● **WHAT YOU NEED TO DO**
Extract all lines that hold the string "有一种叫云南的生活".

Data entries:

start

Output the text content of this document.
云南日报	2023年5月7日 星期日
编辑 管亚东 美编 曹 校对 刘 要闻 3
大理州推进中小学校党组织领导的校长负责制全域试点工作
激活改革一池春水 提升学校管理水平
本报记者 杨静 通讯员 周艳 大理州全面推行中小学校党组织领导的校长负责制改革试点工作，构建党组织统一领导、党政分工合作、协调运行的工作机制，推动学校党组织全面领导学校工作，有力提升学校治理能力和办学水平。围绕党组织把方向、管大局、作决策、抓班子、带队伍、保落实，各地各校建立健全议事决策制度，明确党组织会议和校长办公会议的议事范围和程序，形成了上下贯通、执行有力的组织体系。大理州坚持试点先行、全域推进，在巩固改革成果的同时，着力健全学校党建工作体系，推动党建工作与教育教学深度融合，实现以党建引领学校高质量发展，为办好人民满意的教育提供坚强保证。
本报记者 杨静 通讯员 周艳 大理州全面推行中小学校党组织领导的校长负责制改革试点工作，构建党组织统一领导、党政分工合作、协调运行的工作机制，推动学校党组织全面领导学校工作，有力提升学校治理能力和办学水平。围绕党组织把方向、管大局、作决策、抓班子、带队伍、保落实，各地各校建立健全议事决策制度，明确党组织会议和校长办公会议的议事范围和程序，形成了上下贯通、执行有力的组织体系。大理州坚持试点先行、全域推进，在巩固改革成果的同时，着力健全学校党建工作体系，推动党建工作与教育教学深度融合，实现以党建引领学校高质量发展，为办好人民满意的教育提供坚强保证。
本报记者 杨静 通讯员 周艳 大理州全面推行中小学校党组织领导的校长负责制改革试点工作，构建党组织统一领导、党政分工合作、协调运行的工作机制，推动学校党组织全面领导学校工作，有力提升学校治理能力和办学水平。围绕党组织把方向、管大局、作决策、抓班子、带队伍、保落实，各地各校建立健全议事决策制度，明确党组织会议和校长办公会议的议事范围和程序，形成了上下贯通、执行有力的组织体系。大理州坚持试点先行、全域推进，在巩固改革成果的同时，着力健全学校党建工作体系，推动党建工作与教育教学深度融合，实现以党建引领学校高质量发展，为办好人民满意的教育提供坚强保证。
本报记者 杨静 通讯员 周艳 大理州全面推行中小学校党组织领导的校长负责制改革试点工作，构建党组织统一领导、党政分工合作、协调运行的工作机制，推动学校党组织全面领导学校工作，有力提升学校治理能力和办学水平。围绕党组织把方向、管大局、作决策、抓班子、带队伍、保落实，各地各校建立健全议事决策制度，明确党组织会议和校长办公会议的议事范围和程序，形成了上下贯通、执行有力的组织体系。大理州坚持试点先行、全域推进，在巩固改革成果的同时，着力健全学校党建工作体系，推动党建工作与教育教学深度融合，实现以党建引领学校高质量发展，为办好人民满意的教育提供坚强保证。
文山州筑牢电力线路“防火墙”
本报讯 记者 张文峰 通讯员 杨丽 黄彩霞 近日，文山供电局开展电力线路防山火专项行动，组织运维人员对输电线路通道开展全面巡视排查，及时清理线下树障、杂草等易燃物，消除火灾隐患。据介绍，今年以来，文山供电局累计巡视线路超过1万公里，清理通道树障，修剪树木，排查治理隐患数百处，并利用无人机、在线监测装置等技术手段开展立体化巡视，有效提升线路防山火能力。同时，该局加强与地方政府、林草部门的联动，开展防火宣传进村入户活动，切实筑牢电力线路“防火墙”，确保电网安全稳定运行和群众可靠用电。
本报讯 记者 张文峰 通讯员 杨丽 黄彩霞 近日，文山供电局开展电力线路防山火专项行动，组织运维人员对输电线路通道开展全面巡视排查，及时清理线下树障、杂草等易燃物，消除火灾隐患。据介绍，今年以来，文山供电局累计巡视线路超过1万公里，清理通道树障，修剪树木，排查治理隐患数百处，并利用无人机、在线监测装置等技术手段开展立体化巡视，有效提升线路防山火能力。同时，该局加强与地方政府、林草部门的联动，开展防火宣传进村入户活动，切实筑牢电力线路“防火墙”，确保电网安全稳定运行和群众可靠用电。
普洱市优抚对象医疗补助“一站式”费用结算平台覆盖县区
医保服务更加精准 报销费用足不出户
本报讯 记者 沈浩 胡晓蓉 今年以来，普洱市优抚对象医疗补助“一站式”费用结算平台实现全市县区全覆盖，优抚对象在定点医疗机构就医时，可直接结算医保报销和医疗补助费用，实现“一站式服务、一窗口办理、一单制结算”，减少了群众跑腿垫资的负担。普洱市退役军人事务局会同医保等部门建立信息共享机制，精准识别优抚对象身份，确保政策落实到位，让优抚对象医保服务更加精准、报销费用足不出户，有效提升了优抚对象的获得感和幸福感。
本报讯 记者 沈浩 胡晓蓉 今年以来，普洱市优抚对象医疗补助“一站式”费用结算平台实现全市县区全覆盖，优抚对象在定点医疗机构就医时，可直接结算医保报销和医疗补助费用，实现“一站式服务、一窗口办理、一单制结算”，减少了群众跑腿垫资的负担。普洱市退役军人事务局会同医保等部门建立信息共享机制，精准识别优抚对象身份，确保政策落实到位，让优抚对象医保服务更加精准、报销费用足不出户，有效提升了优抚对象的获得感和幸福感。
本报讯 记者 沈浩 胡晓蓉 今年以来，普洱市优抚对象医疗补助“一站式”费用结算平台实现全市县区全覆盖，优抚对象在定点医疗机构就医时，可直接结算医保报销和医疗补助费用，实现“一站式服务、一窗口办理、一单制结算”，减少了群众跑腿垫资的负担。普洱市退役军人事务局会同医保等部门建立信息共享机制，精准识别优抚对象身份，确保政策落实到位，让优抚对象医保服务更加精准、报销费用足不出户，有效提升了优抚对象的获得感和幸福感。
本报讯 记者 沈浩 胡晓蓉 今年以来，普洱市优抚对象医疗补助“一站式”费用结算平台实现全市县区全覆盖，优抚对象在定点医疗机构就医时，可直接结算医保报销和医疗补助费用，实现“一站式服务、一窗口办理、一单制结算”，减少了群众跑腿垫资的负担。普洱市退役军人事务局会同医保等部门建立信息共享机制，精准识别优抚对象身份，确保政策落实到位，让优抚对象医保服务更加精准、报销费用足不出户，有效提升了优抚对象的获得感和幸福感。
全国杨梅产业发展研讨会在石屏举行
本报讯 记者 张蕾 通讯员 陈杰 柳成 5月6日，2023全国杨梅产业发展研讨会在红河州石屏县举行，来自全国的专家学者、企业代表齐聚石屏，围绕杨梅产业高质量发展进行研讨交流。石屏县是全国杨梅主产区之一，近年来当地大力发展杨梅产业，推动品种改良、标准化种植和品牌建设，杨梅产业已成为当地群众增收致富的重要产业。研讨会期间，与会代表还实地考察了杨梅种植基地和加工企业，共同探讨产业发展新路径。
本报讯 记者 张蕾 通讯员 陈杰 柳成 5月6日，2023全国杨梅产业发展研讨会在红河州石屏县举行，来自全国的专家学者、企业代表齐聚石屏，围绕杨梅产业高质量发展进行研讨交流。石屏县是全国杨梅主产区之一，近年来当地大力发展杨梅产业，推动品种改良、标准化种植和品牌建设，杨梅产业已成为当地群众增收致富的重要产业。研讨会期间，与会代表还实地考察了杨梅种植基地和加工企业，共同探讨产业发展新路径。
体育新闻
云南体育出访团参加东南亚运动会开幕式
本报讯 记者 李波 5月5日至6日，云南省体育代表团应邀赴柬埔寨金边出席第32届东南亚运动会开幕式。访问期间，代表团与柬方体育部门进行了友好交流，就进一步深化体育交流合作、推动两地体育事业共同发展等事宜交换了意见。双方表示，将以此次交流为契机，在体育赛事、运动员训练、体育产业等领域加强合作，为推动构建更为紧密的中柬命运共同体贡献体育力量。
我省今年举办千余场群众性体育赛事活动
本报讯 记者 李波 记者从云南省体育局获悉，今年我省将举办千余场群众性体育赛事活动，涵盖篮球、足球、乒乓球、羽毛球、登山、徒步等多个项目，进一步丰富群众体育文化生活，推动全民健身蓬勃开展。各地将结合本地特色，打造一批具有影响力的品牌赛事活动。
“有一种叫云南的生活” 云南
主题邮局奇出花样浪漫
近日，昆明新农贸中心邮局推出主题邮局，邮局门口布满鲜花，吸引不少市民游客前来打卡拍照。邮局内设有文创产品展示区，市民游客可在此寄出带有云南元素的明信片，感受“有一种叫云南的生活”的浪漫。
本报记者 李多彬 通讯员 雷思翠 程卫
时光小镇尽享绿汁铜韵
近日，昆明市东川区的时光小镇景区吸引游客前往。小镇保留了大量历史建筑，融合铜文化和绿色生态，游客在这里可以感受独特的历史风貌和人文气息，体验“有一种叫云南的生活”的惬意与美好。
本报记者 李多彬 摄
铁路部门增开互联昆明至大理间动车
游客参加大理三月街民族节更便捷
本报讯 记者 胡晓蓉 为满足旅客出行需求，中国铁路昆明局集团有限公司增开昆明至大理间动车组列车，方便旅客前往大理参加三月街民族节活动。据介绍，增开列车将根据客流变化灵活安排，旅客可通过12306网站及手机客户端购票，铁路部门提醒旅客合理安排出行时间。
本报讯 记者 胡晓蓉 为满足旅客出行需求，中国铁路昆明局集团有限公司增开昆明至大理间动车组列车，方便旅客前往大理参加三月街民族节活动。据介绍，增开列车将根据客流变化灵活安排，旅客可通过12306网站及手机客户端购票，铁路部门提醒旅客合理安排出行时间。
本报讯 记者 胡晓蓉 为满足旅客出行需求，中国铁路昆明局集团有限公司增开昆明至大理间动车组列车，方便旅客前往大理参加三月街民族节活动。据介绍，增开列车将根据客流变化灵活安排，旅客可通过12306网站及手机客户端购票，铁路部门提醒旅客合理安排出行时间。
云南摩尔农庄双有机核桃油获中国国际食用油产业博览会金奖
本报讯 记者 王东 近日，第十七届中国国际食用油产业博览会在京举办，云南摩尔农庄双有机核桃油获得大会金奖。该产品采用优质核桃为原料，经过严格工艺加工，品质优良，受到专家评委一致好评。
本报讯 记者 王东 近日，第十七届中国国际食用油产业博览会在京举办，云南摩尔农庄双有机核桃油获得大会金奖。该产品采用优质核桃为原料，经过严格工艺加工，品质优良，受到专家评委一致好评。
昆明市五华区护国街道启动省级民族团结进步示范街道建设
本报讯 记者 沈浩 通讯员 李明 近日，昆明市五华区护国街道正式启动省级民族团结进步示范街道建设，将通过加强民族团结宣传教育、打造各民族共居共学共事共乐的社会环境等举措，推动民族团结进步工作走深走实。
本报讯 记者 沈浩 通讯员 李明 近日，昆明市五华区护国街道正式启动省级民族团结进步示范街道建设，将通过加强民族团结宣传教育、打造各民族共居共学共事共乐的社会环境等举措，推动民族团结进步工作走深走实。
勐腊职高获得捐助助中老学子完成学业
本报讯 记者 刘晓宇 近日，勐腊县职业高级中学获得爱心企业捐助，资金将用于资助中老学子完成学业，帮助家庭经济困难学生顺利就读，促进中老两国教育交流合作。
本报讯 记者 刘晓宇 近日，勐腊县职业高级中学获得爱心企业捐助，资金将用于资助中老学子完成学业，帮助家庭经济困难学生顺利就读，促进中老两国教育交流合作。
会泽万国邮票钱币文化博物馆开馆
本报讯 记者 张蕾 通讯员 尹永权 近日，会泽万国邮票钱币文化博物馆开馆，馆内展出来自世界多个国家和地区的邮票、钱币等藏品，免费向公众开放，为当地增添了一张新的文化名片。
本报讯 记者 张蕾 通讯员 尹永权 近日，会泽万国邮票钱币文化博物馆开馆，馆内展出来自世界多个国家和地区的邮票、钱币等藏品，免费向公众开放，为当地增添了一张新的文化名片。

end

● **FULL OUTPUT**
“有一种叫云南的生活” 云南
近日，昆明新农贸中心邮局推出主题邮局，邮局门口布满鲜花，吸引不少市民游客前来打卡拍照。邮局内设有文创产品展示区，市民游客可在此寄出带有云南元素的明信片，感受“有一种叫云南的生活”的浪漫。
近日，昆明市东川区的时光小镇景区吸引游客前往。小镇保留了大量历史建筑，融合铜文化和绿色生态，游客在这里可以感受独特的历史风貌和人文气息，体验“有一种叫云南的生活”的惬意与美好。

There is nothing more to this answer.